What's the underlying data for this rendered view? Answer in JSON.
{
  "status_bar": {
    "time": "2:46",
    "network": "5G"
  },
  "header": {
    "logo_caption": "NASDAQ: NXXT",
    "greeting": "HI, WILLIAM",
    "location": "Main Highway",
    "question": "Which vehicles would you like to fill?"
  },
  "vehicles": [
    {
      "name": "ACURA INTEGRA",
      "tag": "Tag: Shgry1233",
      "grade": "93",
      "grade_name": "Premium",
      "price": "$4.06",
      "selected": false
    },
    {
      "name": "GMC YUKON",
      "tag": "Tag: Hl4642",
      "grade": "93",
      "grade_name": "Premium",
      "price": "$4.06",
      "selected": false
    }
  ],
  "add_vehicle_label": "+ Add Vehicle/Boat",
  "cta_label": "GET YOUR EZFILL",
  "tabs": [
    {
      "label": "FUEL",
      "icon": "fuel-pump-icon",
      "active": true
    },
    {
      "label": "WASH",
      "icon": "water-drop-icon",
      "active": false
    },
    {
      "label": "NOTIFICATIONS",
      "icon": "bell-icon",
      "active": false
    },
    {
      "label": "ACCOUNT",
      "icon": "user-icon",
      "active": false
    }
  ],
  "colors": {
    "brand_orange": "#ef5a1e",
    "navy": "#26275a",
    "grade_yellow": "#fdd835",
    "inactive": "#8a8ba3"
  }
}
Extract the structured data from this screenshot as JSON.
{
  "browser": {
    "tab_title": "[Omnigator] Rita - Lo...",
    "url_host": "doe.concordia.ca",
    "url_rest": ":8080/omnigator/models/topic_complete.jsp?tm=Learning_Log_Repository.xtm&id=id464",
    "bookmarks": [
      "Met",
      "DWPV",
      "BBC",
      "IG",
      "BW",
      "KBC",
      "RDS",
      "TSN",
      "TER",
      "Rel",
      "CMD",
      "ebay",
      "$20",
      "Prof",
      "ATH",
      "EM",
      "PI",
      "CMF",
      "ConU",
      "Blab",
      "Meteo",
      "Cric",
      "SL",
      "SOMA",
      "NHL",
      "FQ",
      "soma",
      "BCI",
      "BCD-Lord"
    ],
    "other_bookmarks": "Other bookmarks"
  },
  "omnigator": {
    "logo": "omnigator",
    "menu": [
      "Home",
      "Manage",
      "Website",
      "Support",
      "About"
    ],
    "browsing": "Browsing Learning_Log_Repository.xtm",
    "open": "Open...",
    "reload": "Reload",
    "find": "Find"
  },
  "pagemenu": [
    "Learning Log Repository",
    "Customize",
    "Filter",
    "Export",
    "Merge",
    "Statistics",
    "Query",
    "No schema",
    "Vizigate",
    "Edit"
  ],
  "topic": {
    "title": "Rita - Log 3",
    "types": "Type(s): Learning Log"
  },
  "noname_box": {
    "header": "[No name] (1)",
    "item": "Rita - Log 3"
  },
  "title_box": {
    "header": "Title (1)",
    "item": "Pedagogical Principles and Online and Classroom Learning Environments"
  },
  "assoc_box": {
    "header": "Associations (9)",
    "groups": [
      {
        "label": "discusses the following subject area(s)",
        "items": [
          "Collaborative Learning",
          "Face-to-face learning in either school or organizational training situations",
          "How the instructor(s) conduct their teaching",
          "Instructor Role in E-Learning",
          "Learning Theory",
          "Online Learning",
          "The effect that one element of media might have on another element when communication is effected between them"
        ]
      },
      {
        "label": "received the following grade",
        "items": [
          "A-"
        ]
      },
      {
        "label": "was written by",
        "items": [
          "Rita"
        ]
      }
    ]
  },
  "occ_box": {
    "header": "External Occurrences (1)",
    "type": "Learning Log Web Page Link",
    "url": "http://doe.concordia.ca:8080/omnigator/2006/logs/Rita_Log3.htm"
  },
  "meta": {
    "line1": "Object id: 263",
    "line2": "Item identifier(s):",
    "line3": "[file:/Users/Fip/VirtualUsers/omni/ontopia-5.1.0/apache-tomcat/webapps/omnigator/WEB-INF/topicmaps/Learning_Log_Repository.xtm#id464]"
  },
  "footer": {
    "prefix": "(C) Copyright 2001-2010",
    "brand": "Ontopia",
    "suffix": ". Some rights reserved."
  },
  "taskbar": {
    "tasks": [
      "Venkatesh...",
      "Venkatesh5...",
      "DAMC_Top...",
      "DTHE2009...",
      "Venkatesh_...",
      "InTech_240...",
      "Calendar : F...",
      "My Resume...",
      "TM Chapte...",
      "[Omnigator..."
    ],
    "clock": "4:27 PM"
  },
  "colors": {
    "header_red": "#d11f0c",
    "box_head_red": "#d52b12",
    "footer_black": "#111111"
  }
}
----------
> _GIVEN INSTRUCTION_:
Return all of the entries exactly as written.

> _RESPONSE TO THIS EXERCISE_:
What's the underlying data for this rendered view? Answer in JSON.
{
  "status_bar": {
    "time": "2:46",
    "network": "5G"
  },
  "header": {
    "logo_caption": "NASDAQ: NXXT",
    "greeting": "HI, WILLIAM",
    "location": "Main Highway",
    "question": "Which vehicles would you like to fill?"
  },
  "vehicles": [
    {
      "name": "ACURA INTEGRA",
      "tag": "Tag: Shgry1233",
      "grade": "93",
      "grade_name": "Premium",
      "price": "$4.06",
      "selected": false
    },
    {
      "name": "GMC YUKON",
      "tag": "Tag: Hl4642",
      "grade": "93",
      "grade_name": "Premium",
      "price": "$4.06",
      "selected": false
    }
  ],
  "add_vehicle_label": "+ Add Vehicle/Boat",
  "cta_label": "GET YOUR EZFILL",
  "tabs": [
    {
      "label": "FUEL",
      "icon": "fuel-pump-icon",
      "active": true
    },
    {
      "label": "WASH",
      "icon": "water-drop-icon",
      "active": false
    },
    {
      "label": "NOTIFICATIONS",
      "icon": "bell-icon",
      "active": false
    },
    {
      "label": "ACCOUNT",
      "icon": "user-icon",
      "active": false
    }
  ],
  "colors": {
    "brand_orange": "#ef5a1e",
    "navy": "#26275a",
    "grade_yellow": "#fdd835",
    "inactive": "#8a8ba3"
  }
}
Extract the structured data from this screenshot as JSON.
{
  "browser": {
    "tab_title": "[Omnigator] Rita - Lo...",
    "url_host": "doe.concordia.ca",
    "url_rest": ":8080/omnigator/models/topic_complete.jsp?tm=Learning_Log_Repository.xtm&id=id464",
    "bookmarks": [
      "Met",
      "DWPV",
      "BBC",
      "IG",
      "BW",
      "KBC",
      "RDS",
      "TSN",
      "TER",
      "Rel",
      "CMD",
      "ebay",
      "$20",
      "Prof",
      "ATH",
      "EM",
      "PI",
      "CMF",
      "ConU",
      "Blab",
      "Meteo",
      "Cric",
      "SL",
      "SOMA",
      "NHL",
      "FQ",
      "soma",
      "BCI",
      "BCD-Lord"
    ],
    "other_bookmarks": "Other bookmarks"
  },
  "omnigator": {
    "logo": "omnigator",
    "menu": [
      "Home",
      "Manage",
      "Website",
      "Support",
      "About"
    ],
    "browsing": "Browsing Learning_Log_Repository.xtm",
    "open": "Open...",
    "reload": "Reload",
    "find": "Find"
  },
  "pagemenu": [
    "Learning Log Repository",
    "Customize",
    "Filter",
    "Export",
    "Merge",
    "Statistics",
    "Query",
    "No schema",
    "Vizigate",
    "Edit"
  ],
  "topic": {
    "title": "Rita - Log 3",
    "types": "Type(s): Learning Log"
  },
  "noname_box": {
    "header": "[No name] (1)",
    "item": "Rita - Log 3"
  },
  "title_box": {
    "header": "Title (1)",
    "item": "Pedagogical Principles and Online and Classroom Learning Environments"
  },
  "assoc_box": {
    "header": "Associations (9)",
    "groups": [
      {
        "label": "discusses the following subject area(s)",
        "items": [
          "Collaborative Learning",
          "Face-to-face learning in either school or organizational training situations",
          "How the instructor(s) conduct their teaching",
          "Instructor Role in E-Learning",
          "Learning Theory",
          "Online Learning",
          "The effect that one element of media might have on another element when communication is effected between them"
        ]
      },
      {
        "label": "received the following grade",
        "items": [
          "A-"
        ]
      },
      {
        "label": "was written by",
        "items": [
          "Rita"
        ]
      }
    ]
  },
  "occ_box": {
    "header": "External Occurrences (1)",
    "type": "Learning Log Web Page Link",
    "url": "http://doe.concordia.ca:8080/omnigator/2006/logs/Rita_Log3.htm"
  },
  "meta": {
    "line1": "Object id: 263",
    "line2": "Item identifier(s):",
    "line3": "[file:/Users/Fip/VirtualUsers/omni/ontopia-5.1.0/apache-tomcat/webapps/omnigator/WEB-INF/topicmaps/Learning_Log_Repository.xtm#id464]"
  },
  "footer": {
    "prefix": "(C) Copyright 2001-2010",
    "brand": "Ontopia",
    "suffix": ". Some rights reserved."
  },
  "taskbar": {
    "tasks": [
      "Venkatesh...",
      "Venkatesh5...",
      "DAMC_Top...",
      "DTHE2009...",
      "Venkatesh_...",
      "InTech_240...",
      "Calendar : F...",
      "My Resume...",
      "TM Chapte...",
      "[Omnigator..."
    ],
    "clock": "4:27 PM"
  },
  "colors": {
    "header_red": "#d11f0c",
    "box_head_red": "#d52b12",
    "footer_black": "#111111"
  }
}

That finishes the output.